__MATERIAL SUPPLIED__

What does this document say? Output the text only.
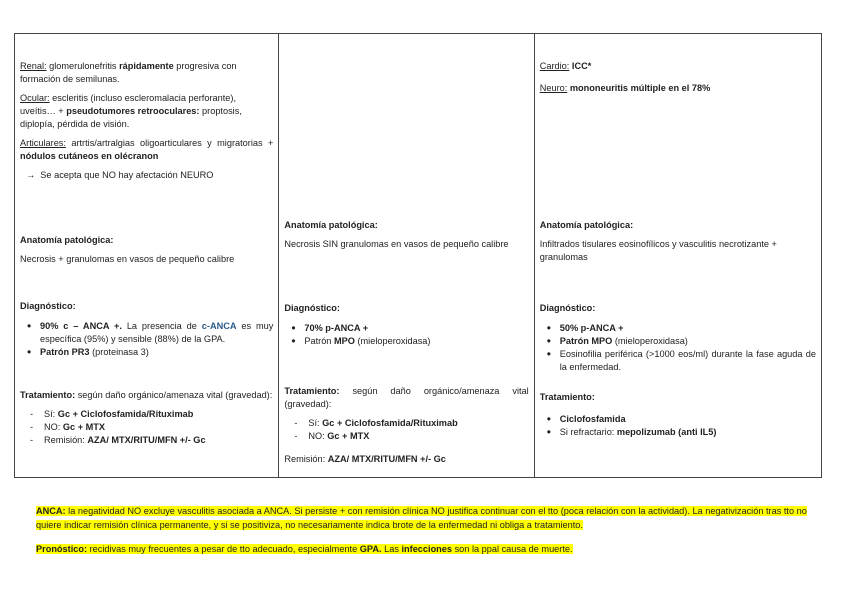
Renal: glomerulonefritis rápidamente progresiva con formación de semilunas.

Ocular: escleritis (incluso escleromalacia perforante), uveítis… + pseudotumores retrooculares: proptosis, diplopía, pérdida de visión.

Articulares: artrtis/artralgias oligoarticulares y migratorias + nódulos cutáneos en olécranon

→ Se acepta que NO hay afectación NEURO

Anatomía patológica:

Necrosis + granulomas en vasos de pequeño calibre

Diagnóstico:

• 90% c – ANCA +. La presencia de c-ANCA es muy específica (95%) y sensible (88%) de la GPA.
• Patrón PR3 (proteinasa 3)

Tratamiento: según daño orgánico/amenaza vital (gravedad):

- Sí: Gc + Ciclofosfamida/Rituximab
- NO: Gc + MTX
- Remisión: AZA/ MTX/RITU/MFN +/- Gc

Anatomía patológica:

Necrosis SIN granulomas en vasos de pequeño calibre

Diagnóstico:

• 70% p-ANCA +
• Patrón MPO (mieloperoxidasa)

Tratamiento: según daño orgánico/amenaza vital (gravedad):

- Sí: Gc + Ciclofosfamida/Rituximab
- NO: Gc + MTX

Remisión: AZA/ MTX/RITU/MFN +/- Gc

Cardio: ICC*

Neuro: mononeuritis múltiple en el 78%

Anatomía patológica:

Infiltrados tisulares eosinofílicos y vasculitis necrotizante + granulomas

Diagnóstico:

• 50% p-ANCA +
• Patrón MPO (mieloperoxidasa)
• Eosinofilia periférica (>1000 eos/ml) durante la fase aguda de la enfermedad.

Tratamiento:

• Ciclofosfamida
• Si refractario: mepolizumab (anti IL5)
ANCA: la negatividad NO excluye vasculitis asociada a ANCA. Si persiste + con remisión clínica NO justifica continuar con el tto (poca relación con la actividad). La negativización tras tto no quiere indicar remisión clínica permanente, y si se positiviza, no necesariamente indica brote de la enfermedad ni obliga a tratamiento.
Pronóstico: recidivas muy frecuentes a pesar de tto adecuado, especialmente GPA. Las infecciones son la ppal causa de muerte.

__REQUIREMENT__
Wherever "ANCA" appears in the listing, report the line it is on.

__SOLUTION TO THIS PROBLEM__
• 90% c – ANCA +. La presencia de c-ANCA es muy específica (95%) y sensible (88%) de la GPA.
• 70% p-ANCA +
• 50% p-ANCA +
ANCA: la negatividad NO excluye vasculitis asociada a ANCA. Si persiste + con remisión clínica NO justifica continuar con el tto (poca relación con la actividad). La negativización tras tto no quiere indicar remisión clínica permanente, y si se positiviza, no necesariamente indica brote de la enfermedad ni obliga a tratamiento.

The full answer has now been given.